EXERCISE INPUT start

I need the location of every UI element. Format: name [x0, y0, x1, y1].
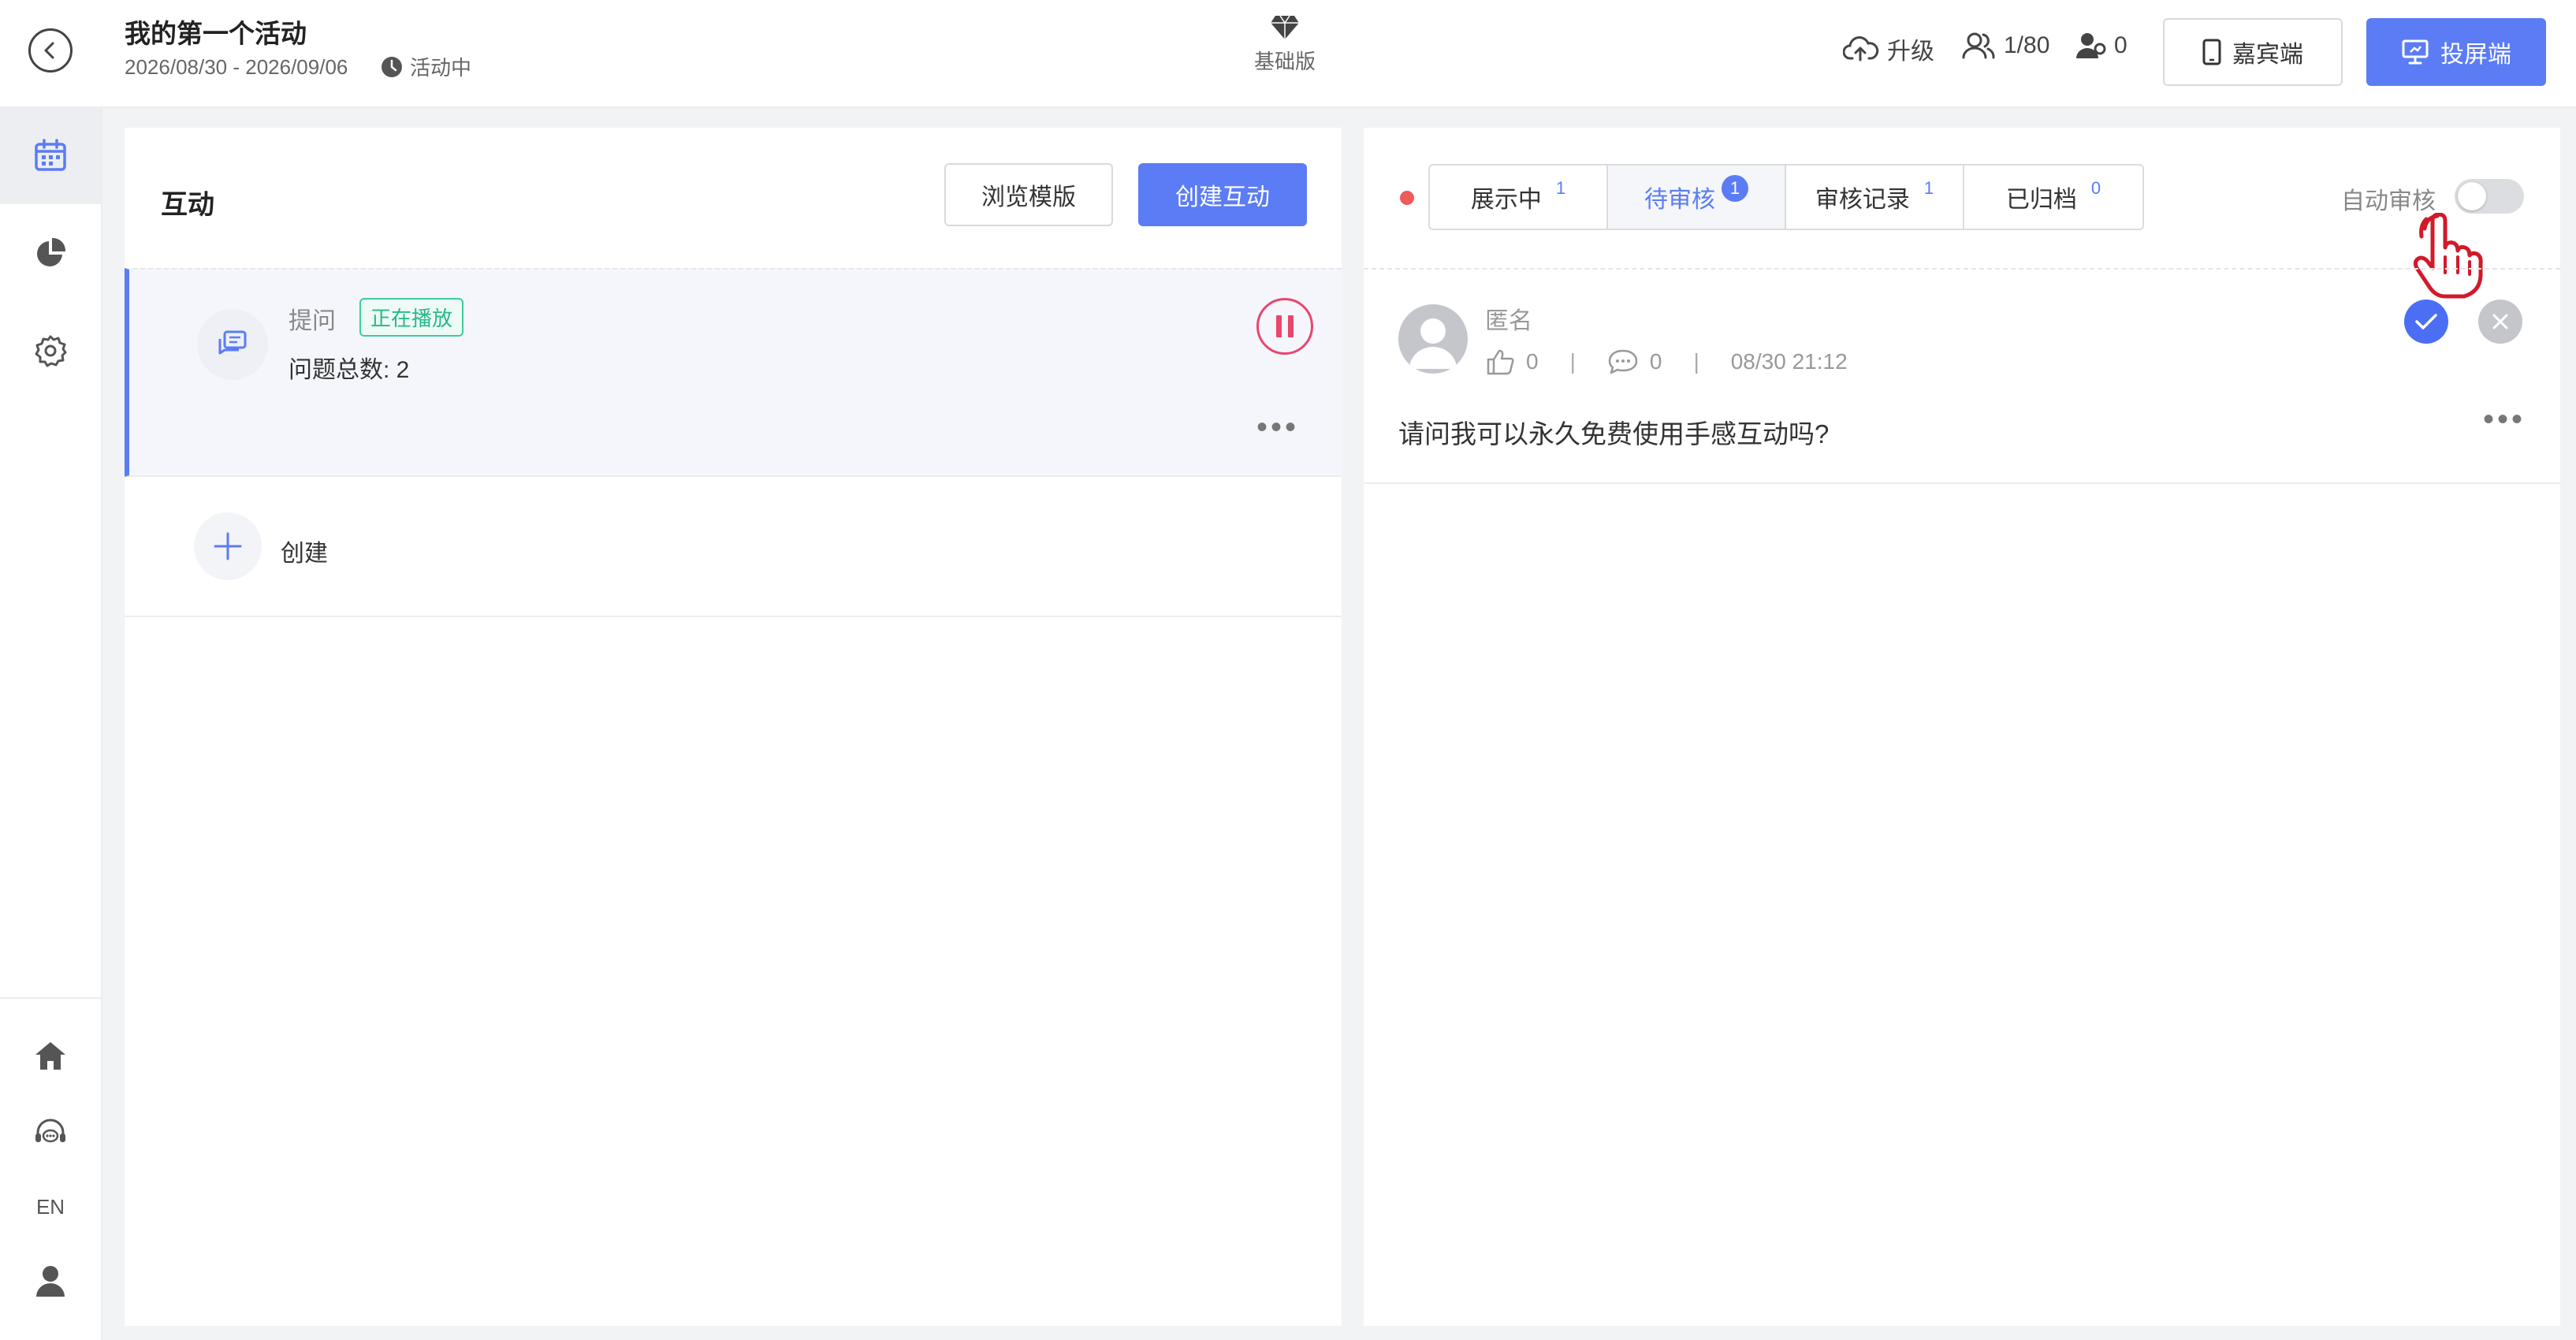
approve-button[interactable]	[2404, 300, 2448, 344]
avatar	[1398, 304, 1468, 374]
event-dates: 2026/08/30 - 2026/09/06	[125, 55, 348, 79]
event-title: 我的第一个活动	[125, 19, 307, 48]
user-online-icon	[2076, 33, 2106, 58]
tab-archived[interactable]: 已归档 0	[1964, 166, 2142, 229]
sidebar-item-settings[interactable]	[0, 302, 101, 400]
question-time: 08/30 21:12	[1730, 349, 1848, 374]
online-count: 0	[2114, 32, 2127, 58]
question-text: 请问我可以永久免费使用手感互动吗?	[1398, 419, 1830, 449]
pie-chart-icon	[37, 237, 66, 266]
language-label: EN	[35, 1194, 65, 1219]
tab-count: 1	[1555, 178, 1566, 198]
pause-icon-bar	[1288, 315, 1294, 337]
online-indicator[interactable]: 0	[2075, 32, 2127, 60]
create-interaction-button[interactable]: 创建互动	[1138, 163, 1307, 226]
participants-indicator[interactable]: 1/80	[1961, 32, 2049, 60]
tab-review-history[interactable]: 审核记录 1	[1786, 166, 1964, 229]
chevron-left-icon	[44, 42, 54, 59]
pending-count-badge: 1	[1722, 175, 1748, 202]
pause-button[interactable]	[1256, 298, 1313, 355]
auto-review-label: 自动审核	[2341, 188, 2436, 214]
comment-count: 0	[1649, 349, 1662, 374]
projection-button[interactable]: 投屏端	[2366, 18, 2546, 86]
tab-showing[interactable]: 展示中 1	[1430, 166, 1608, 229]
comment-icon[interactable]	[1607, 348, 1639, 375]
upgrade-label: 升级	[1887, 39, 1934, 65]
tab-count: 1	[1923, 178, 1934, 198]
toggle-knob	[2458, 182, 2486, 210]
like-count: 0	[1526, 349, 1539, 374]
thumbs-up-icon[interactable]	[1485, 348, 1515, 375]
sidebar-item-calendar[interactable]	[0, 106, 101, 204]
auto-review-toggle[interactable]	[2455, 179, 2524, 214]
home-icon	[35, 1042, 65, 1070]
tab-pending-review[interactable]: 待审核 1	[1608, 166, 1786, 229]
upgrade-button[interactable]: 升级	[1843, 32, 1934, 66]
close-icon	[2492, 314, 2508, 329]
meta-separator: |	[1569, 349, 1576, 374]
sidebar-item-statistics[interactable]	[0, 204, 101, 302]
add-interaction-label: 创建	[281, 541, 328, 567]
sidebar-item-profile[interactable]	[0, 1232, 101, 1330]
support-headset-icon	[35, 1119, 65, 1143]
cloud-upload-icon	[1843, 36, 1879, 61]
top-header: 我的第一个活动 2026/08/30 - 2026/09/06 活动中 基础版 …	[0, 0, 2576, 108]
more-options-icon[interactable]: •••	[2483, 404, 2526, 435]
users-icon	[1962, 32, 1995, 59]
tab-label: 待审核	[1644, 187, 1715, 213]
pause-icon	[1276, 315, 1282, 337]
more-options-icon[interactable]: •••	[1256, 411, 1299, 443]
question-total: 问题总数: 2	[288, 357, 410, 383]
reject-button[interactable]	[2478, 300, 2522, 344]
plan-badge[interactable]: 基础版	[1238, 14, 1332, 75]
phone-icon	[2202, 39, 2221, 65]
question-card[interactable]: 匿名 0 | 0 | 08/30 21:12 请问我可以永久免费使用手感互动吗?	[1364, 268, 2560, 484]
event-status: 活动中	[380, 52, 471, 81]
back-button[interactable]	[28, 28, 73, 73]
tab-label: 展示中	[1470, 187, 1542, 213]
tab-count: 0	[2090, 178, 2101, 198]
tab-label: 已归档	[2005, 187, 2077, 213]
guest-client-label: 嘉宾端	[2232, 42, 2303, 68]
panel-title: 互动	[161, 190, 214, 220]
projection-label: 投屏端	[2440, 42, 2511, 68]
review-tabs: 展示中 1 待审核 1 审核记录 1 已归档 0	[1428, 164, 2144, 230]
guest-client-button[interactable]: 嘉宾端	[2163, 18, 2343, 86]
check-icon	[2415, 314, 2437, 329]
interaction-item[interactable]: 提问 正在播放 问题总数: 2 •••	[125, 268, 1342, 477]
question-meta: 0 | 0 | 08/30 21:12	[1485, 348, 1848, 375]
clock-icon	[382, 56, 402, 77]
sidebar-divider	[0, 997, 101, 999]
plus-icon	[194, 512, 262, 580]
sidebar: EN	[0, 106, 102, 1340]
gear-icon	[35, 335, 67, 367]
default-avatar-icon	[1409, 318, 1457, 369]
qa-icon-wrapper	[197, 309, 268, 380]
question-chat-icon	[218, 330, 247, 355]
question-author: 匿名	[1485, 308, 1532, 334]
event-status-label: 活动中	[410, 56, 472, 80]
tab-label: 审核记录	[1815, 187, 1910, 213]
review-panel: 展示中 1 待审核 1 审核记录 1 已归档 0 自动审核 匿名 0 | 0 |…	[1364, 128, 2560, 1326]
calendar-icon	[35, 139, 66, 171]
plan-label: 基础版	[1253, 50, 1316, 73]
user-icon	[36, 1266, 65, 1297]
interaction-type: 提问	[288, 308, 336, 334]
participants-count: 1/80	[2004, 32, 2050, 58]
browse-templates-button[interactable]: 浏览模版	[944, 163, 1113, 226]
playing-badge: 正在播放	[359, 298, 464, 337]
interaction-panel: 互动 浏览模版 创建互动 提问 正在播放 问题总数: 2 ••• 创建	[125, 128, 1342, 1326]
projector-screen-icon	[2402, 39, 2429, 65]
add-interaction-row[interactable]: 创建	[125, 477, 1342, 617]
meta-separator: |	[1693, 349, 1699, 374]
live-indicator-dot	[1400, 191, 1414, 205]
diamond-icon	[1271, 15, 1299, 39]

EXERCISE INPUT end

[PROBLEM DESCRIPTION]
Copy the lines of the records between the line holding "300, 2448, 344]" and the line holding "32, 2127, 60]", inclusive.

[SOLUTION TO THIS TASK]
approve-button[interactable]	[2404, 300, 2448, 344]
avatar	[1398, 304, 1468, 374]
event-dates: 2026/08/30 - 2026/09/06	[125, 55, 348, 79]
event-title: 我的第一个活动	[125, 19, 307, 48]
user-online-icon	[2076, 33, 2106, 58]
tab-archived[interactable]: 已归档 0	[1964, 166, 2142, 229]
sidebar-item-settings[interactable]	[0, 302, 101, 400]
question-time: 08/30 21:12	[1730, 349, 1848, 374]
online-count: 0	[2114, 32, 2127, 58]
question-text: 请问我可以永久免费使用手感互动吗?	[1398, 419, 1830, 449]
pie-chart-icon	[37, 237, 66, 266]
language-label: EN	[35, 1194, 65, 1219]
tab-count: 1	[1555, 178, 1566, 198]
pause-icon-bar	[1288, 315, 1294, 337]
online-indicator[interactable]: 0	[2075, 32, 2127, 60]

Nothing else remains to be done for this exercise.